However, specifically on Apple Arcade, while I thought it was a weird decision, I’m nonetheless glad it exists. Because it’s objectively good. Sure, people who claim the only ‘real games’ are AAA (and who even attempt to dismiss the Switch, let alone mobiles) won’t give it a chance. But there are loads of fun titles, even if much of the service’s strength now lies in ‘+’ fare (existing App Store releases minus ads/IAP) rather than exclusives. It’s superb for kids who like mobile games (again: no ads; no IAP). And there are still interesting new things to play. (I mean, Arcade added a pinball game at one point. And pinball is pretty niche!)

For me, the main error Apple Arcade made was during its launch. It offered too much, too soon. It was simultaneously overwhelming and somehow yet made people think they could blaze through everything and instantly demand more. And more didn’t come for a long while, and so users felt they weren’t getting good value, even though Arcade at the time cost only five bucks per month.

■ Problem A: In the text on Apple Arcade, what did the service cost per month at the time of its launch?
■ Problem B: Pick up the Apple Arcade text after its final sentence and keep writing in the same voice.

■ Collected data:
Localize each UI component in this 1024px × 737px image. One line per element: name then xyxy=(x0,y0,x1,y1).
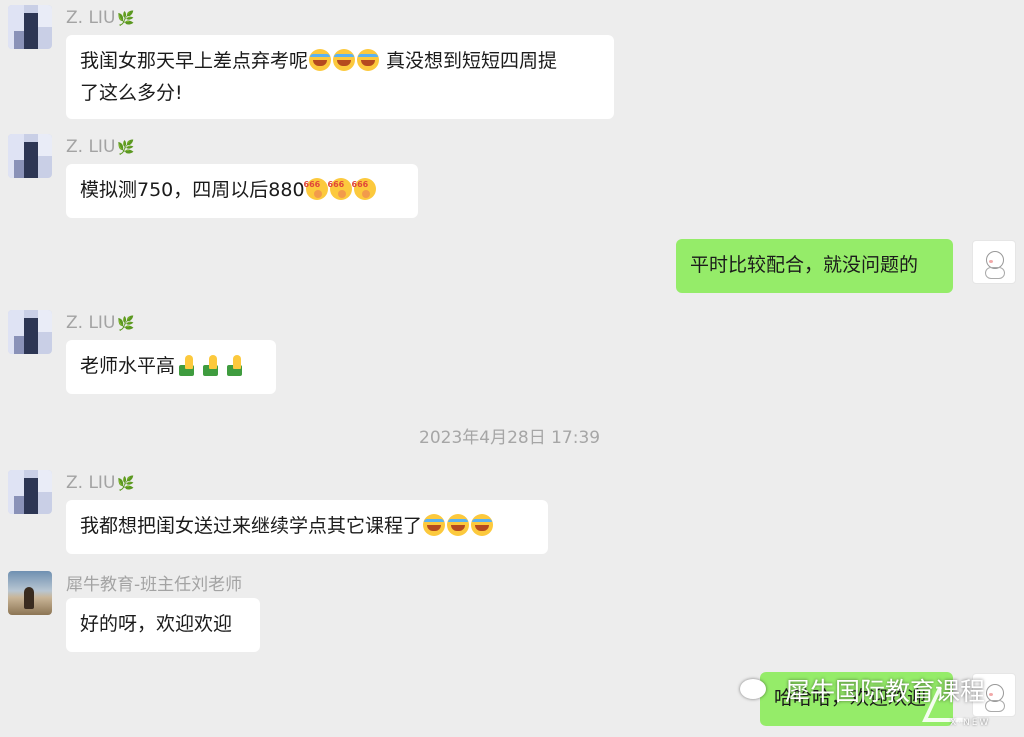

■ Answer A: Only five bucks per month.

■ Answer B:
Retention then became the driver, as subscribers dried up, extinguishing much of the original direction of the service (quality; games as art; experiments; uniqueness) for friendlier and grindy fare that is too often akin to freemium with the IAP ripped out. It’s hard to see where things go now. Maybe the future of Apple Arcade will be mostly + games, thereby turning it into Apple’s equivalent of Google Play Pass, rather than a place to exhibit the pinnacle of mobile games.

Perhaps I’m being unfair, but Apple Arcade feels like the same old story with Apple and gaming: what success occurs is in many ways despite rather than because of Apple’s decisions and direction. I do hope things improve. I won’t hold my breath. Had I been doing so with Apple and gaming, I’d have expired within a year of getting my first Mac, way back in the 1990s.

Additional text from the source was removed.